Task prompt
Filter these entries so that only lines with the word "every" remain.

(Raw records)
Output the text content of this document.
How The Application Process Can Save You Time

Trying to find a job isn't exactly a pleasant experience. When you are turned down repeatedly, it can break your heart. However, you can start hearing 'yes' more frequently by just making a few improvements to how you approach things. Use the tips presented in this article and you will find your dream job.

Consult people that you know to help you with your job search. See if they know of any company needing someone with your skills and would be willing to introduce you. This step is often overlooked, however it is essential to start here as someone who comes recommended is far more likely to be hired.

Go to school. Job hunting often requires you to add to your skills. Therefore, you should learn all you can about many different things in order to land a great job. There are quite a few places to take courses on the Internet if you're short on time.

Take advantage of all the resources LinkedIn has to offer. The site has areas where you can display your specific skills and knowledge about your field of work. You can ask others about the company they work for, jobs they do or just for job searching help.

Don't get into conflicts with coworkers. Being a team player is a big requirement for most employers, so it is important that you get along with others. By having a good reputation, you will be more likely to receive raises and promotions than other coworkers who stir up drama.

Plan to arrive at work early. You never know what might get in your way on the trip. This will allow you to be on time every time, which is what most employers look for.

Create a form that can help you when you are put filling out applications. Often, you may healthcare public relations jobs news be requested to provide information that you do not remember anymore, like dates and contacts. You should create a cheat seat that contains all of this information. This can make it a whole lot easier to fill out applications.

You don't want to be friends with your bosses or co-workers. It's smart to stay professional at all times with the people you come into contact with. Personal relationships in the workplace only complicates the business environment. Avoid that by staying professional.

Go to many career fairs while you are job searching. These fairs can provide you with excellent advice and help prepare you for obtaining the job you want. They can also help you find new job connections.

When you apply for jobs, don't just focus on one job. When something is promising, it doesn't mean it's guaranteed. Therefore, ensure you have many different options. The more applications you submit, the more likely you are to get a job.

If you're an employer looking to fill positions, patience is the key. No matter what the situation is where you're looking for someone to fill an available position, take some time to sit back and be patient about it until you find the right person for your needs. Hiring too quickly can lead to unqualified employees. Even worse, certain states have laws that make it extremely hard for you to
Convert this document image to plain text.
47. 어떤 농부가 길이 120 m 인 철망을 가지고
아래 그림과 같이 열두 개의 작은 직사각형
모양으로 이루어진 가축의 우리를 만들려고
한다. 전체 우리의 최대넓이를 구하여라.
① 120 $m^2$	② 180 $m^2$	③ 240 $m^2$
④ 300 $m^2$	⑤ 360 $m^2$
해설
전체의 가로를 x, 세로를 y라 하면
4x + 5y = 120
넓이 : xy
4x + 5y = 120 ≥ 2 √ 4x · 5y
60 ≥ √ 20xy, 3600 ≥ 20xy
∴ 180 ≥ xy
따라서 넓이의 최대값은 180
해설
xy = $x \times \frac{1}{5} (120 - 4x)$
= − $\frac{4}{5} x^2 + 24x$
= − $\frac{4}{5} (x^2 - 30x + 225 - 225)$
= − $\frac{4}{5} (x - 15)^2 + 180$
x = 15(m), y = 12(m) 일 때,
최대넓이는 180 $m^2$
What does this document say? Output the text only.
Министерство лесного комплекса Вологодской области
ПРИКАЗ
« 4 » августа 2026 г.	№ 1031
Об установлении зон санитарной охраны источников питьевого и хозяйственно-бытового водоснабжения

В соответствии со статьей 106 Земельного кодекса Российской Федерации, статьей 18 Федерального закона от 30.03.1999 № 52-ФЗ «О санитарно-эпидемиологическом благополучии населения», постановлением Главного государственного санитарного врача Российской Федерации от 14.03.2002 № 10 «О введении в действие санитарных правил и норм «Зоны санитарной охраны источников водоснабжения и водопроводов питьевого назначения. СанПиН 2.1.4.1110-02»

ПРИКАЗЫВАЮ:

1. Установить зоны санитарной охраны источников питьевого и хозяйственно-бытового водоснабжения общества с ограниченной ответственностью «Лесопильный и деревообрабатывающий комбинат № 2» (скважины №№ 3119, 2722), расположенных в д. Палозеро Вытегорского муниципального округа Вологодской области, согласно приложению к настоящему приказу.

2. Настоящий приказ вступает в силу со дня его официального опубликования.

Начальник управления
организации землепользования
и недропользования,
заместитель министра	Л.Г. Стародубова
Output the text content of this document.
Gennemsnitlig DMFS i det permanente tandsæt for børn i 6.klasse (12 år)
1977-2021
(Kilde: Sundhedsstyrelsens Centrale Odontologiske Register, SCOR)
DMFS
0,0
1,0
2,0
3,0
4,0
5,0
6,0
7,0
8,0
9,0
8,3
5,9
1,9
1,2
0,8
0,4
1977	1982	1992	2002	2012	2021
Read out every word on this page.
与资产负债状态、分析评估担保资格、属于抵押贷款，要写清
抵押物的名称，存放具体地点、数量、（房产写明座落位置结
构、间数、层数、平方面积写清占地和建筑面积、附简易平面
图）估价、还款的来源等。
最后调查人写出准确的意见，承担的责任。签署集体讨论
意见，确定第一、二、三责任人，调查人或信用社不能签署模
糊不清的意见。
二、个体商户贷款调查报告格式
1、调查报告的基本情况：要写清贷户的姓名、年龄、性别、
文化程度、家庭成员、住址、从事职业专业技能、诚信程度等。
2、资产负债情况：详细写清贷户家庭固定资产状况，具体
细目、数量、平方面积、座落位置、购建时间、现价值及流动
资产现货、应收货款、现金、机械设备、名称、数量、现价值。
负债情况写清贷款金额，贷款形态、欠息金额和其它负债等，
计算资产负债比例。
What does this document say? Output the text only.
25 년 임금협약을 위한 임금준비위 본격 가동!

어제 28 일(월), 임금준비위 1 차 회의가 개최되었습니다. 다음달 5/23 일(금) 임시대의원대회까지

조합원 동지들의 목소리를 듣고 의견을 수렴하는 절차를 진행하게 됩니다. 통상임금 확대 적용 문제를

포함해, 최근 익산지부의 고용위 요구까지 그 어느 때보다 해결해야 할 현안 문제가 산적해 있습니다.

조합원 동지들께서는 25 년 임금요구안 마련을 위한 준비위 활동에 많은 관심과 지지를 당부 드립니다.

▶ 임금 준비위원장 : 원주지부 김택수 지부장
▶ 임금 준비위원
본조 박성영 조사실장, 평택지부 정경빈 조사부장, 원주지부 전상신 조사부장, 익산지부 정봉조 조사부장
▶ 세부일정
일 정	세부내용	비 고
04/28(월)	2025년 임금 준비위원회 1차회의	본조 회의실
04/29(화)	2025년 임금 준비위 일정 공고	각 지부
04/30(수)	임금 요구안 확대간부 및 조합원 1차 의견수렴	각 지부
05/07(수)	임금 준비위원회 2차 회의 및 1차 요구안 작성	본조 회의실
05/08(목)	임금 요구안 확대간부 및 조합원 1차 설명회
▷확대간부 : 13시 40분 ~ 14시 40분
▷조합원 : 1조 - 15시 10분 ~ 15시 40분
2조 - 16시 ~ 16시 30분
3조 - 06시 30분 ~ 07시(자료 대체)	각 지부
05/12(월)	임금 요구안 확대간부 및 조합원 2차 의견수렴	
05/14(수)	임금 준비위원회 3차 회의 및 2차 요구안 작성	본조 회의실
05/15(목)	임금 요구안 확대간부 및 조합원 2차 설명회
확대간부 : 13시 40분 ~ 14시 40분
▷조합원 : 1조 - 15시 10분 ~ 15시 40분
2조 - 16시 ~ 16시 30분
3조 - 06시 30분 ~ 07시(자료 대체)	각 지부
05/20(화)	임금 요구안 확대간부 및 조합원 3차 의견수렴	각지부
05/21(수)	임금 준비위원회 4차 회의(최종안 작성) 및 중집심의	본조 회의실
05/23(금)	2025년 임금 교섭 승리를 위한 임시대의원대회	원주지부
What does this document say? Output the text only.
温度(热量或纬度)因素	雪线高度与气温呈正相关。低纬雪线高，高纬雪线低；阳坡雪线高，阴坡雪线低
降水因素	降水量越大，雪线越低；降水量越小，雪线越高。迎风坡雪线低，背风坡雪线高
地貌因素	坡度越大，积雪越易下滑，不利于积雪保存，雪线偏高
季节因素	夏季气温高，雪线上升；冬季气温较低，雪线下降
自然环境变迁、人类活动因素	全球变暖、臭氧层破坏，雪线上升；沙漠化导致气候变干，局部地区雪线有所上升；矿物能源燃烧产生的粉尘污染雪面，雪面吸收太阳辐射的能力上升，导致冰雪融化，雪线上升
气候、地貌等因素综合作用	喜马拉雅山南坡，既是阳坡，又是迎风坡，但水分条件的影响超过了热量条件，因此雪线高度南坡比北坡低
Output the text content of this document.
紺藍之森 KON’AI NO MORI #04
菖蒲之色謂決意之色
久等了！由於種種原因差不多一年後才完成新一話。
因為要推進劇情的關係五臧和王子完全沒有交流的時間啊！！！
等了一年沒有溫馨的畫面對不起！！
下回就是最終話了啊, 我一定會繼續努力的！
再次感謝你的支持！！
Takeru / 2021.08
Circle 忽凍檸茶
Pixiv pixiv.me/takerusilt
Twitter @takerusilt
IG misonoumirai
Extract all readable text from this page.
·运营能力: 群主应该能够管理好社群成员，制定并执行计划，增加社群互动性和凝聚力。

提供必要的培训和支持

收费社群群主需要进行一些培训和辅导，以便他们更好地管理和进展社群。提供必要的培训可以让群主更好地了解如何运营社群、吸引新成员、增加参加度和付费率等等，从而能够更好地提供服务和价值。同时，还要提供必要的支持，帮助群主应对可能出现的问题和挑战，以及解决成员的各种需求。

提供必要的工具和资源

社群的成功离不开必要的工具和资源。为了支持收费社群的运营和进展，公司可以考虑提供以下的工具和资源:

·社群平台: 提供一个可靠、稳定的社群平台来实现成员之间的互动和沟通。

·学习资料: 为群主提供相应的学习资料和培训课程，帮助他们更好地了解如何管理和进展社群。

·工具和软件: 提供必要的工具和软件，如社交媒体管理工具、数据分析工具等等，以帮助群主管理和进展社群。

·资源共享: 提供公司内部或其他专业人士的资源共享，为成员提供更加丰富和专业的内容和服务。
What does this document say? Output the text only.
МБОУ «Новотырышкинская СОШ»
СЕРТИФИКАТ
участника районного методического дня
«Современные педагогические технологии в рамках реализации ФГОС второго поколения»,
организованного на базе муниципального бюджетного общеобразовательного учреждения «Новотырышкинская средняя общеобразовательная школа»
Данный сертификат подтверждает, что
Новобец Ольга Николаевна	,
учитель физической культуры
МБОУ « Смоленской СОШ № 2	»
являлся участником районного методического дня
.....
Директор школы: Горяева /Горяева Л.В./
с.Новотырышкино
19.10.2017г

Response
Plan to arrive at work early. You never know what might get in your way on the trip. This will allow you to be on time every time, which is what most employers look for.
Read out every word on this page.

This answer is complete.